In the material below, find each line holding the string "提高出油率和油的质量" and copy it.

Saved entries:
* * * * * * *
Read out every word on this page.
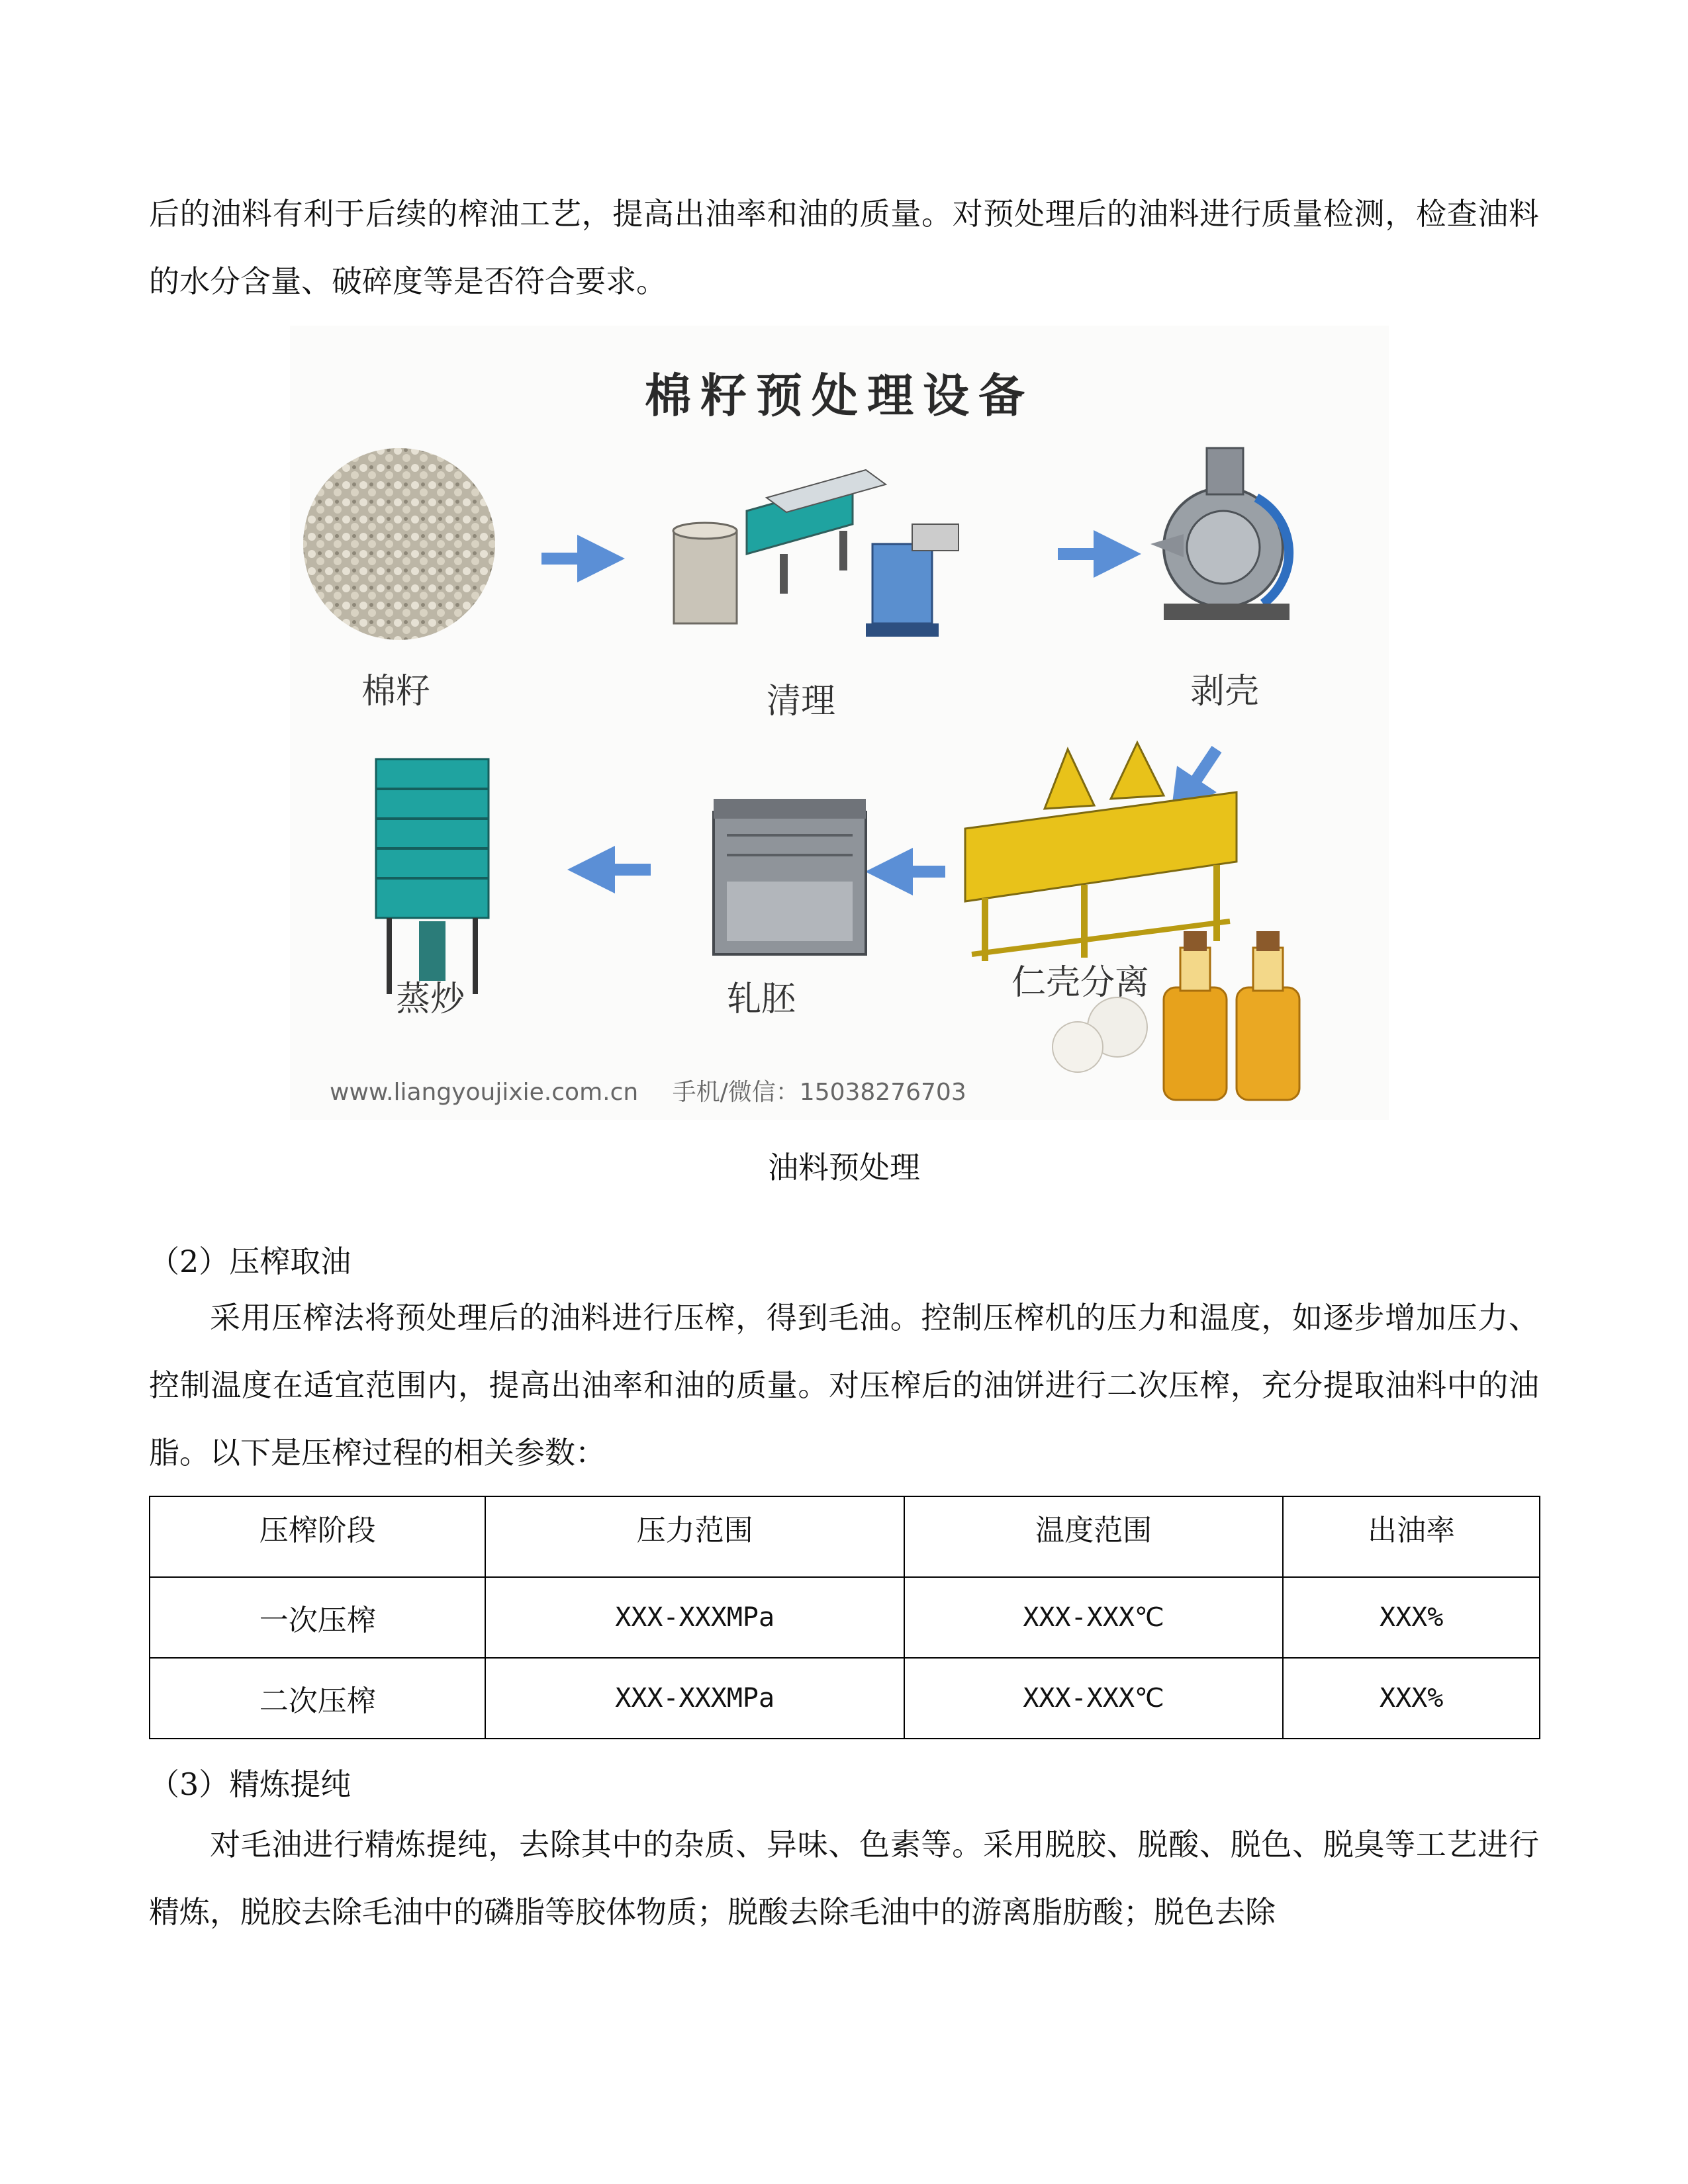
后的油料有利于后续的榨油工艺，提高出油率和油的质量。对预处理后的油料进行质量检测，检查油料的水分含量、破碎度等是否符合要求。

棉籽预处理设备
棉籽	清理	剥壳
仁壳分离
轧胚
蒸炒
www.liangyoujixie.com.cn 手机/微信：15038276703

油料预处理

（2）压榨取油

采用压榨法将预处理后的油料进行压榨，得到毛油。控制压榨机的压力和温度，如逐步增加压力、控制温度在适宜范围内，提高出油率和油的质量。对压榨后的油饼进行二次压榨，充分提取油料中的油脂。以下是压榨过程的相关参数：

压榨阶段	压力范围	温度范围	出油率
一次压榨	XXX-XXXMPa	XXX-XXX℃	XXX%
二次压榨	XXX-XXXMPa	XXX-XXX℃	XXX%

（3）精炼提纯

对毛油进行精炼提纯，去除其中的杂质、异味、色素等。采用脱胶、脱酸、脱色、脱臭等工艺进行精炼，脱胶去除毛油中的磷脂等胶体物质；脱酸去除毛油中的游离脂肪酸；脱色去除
* * * * * * *
Completed exercise:
后的油料有利于后续的榨油工艺，提高出油率和油的质量。对预处理后的油料进行质量检测，检查油料的水分含量、破碎度等是否符合要求。
采用压榨法将预处理后的油料进行压榨，得到毛油。控制压榨机的压力和温度，如逐步增加压力、控制温度在适宜范围内，提高出油率和油的质量。对压榨后的油饼进行二次压榨，充分提取油料中的油脂。以下是压榨过程的相关参数：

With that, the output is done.